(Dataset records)
++++++++++++++++++++

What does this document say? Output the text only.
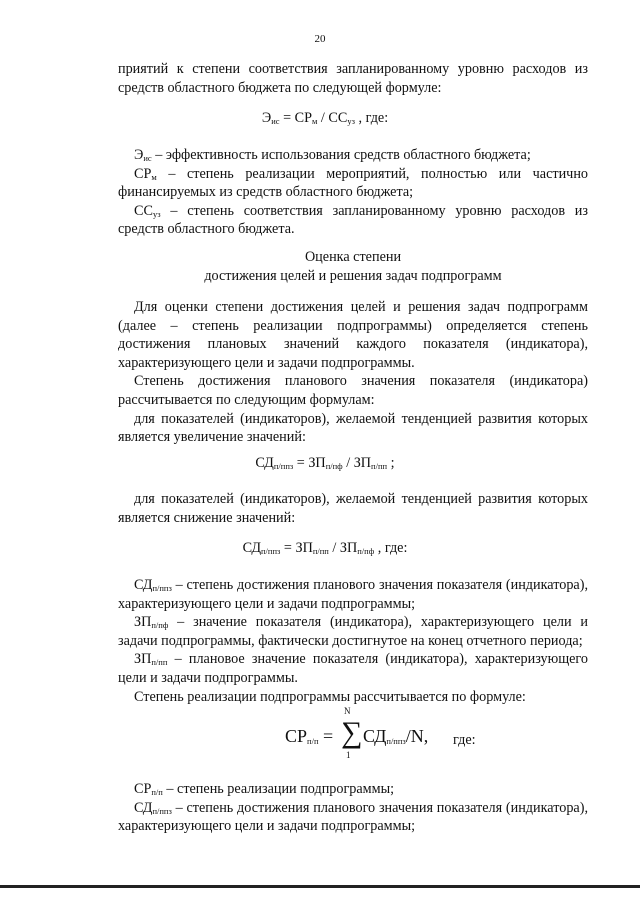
20

приятий к степени соответствия запланированному уровню расходов из

средств областного бюджета по следующей формуле:

$Э_{ис} = СР_м / СС_{уз}$ , где:

$Э_{ис}$ – эффективность использования средств областного бюджета;

$СР_м$ – степень реализации мероприятий, полностью или частично финансируемых из средств областного бюджета;

$СС_{уз}$ – степень соответствия запланированному уровню расходов из средств областного бюджета.

Оценка степени

достижения целей и решения задач подпрограмм

Для оценки степени достижения целей и решения задач подпрограмм (далее – степень реализации подпрограммы) определяется степень достижения плановых значений каждого показателя (индикатора), характеризующего цели и задачи подпрограммы.

Степень достижения планового значения показателя (индикатора) рассчитывается по следующим формулам:

для показателей (индикаторов), желаемой тенденцией развития которых является увеличение значений:

$СД_{п/ппз} = ЗП_{п/пф} / ЗП_{п/пп}$ ;

для показателей (индикаторов), желаемой тенденцией развития которых является снижение значений:

$СД_{п/ппз} = ЗП_{п/пп} / ЗП_{п/пф}$ , где:

$СД_{п/ппз}$ – степень достижения планового значения показателя (индикатора), характеризующего цели и задачи подпрограммы;

$ЗП_{п/пф}$ – значение показателя (индикатора), характеризующего цели и задачи подпрограммы, фактически достигнутое на конец отчетного периода;

$ЗП_{п/пп}$ – плановое значение показателя (индикатора), характеризующего цели и задачи подпрограммы.

Степень реализации подпрограммы рассчитывается по формуле:

$СР_{п/п}$ =
N
∑
1
$СД_{п/ппз}/N$, где:

$СР_{п/п}$ – степень реализации подпрограммы;

$СД_{п/ппз}$ – степень достижения планового значения показателя (индикатора), характеризующего цели и задачи подпрограммы;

++++++++++++++++++++

GOAL OF THE EXERCISE: Leaving aside the images, write out the entries above word for word.

ANSWER FOR THIS EXERCISE:
What does this document say? Output the text only.
20

приятий к степени соответствия запланированному уровню расходов из

средств областного бюджета по следующей формуле:

$Э_{ис} = СР_м / СС_{уз}$ , где:

$Э_{ис}$ – эффективность использования средств областного бюджета;

$СР_м$ – степень реализации мероприятий, полностью или частично финансируемых из средств областного бюджета;

$СС_{уз}$ – степень соответствия запланированному уровню расходов из средств областного бюджета.

Оценка степени

достижения целей и решения задач подпрограмм

Для оценки степени достижения целей и решения задач подпрограмм (далее – степень реализации подпрограммы) определяется степень достижения плановых значений каждого показателя (индикатора), характеризующего цели и задачи подпрограммы.

Степень достижения планового значения показателя (индикатора) рассчитывается по следующим формулам:

для показателей (индикаторов), желаемой тенденцией развития которых является увеличение значений:

$СД_{п/ппз} = ЗП_{п/пф} / ЗП_{п/пп}$ ;

для показателей (индикаторов), желаемой тенденцией развития которых является снижение значений:

$СД_{п/ппз} = ЗП_{п/пп} / ЗП_{п/пф}$ , где:

$СД_{п/ппз}$ – степень достижения планового значения показателя (индикатора), характеризующего цели и задачи подпрограммы;

$ЗП_{п/пф}$ – значение показателя (индикатора), характеризующего цели и задачи подпрограммы, фактически достигнутое на конец отчетного периода;

$ЗП_{п/пп}$ – плановое значение показателя (индикатора), характеризующего цели и задачи подпрограммы.

Степень реализации подпрограммы рассчитывается по формуле:

$СР_{п/п}$ =
N
∑
1
$СД_{п/ппз}/N$, где:

$СР_{п/п}$ – степень реализации подпрограммы;

$СД_{п/ппз}$ – степень достижения планового значения показателя (индикатора), характеризующего цели и задачи подпрограммы;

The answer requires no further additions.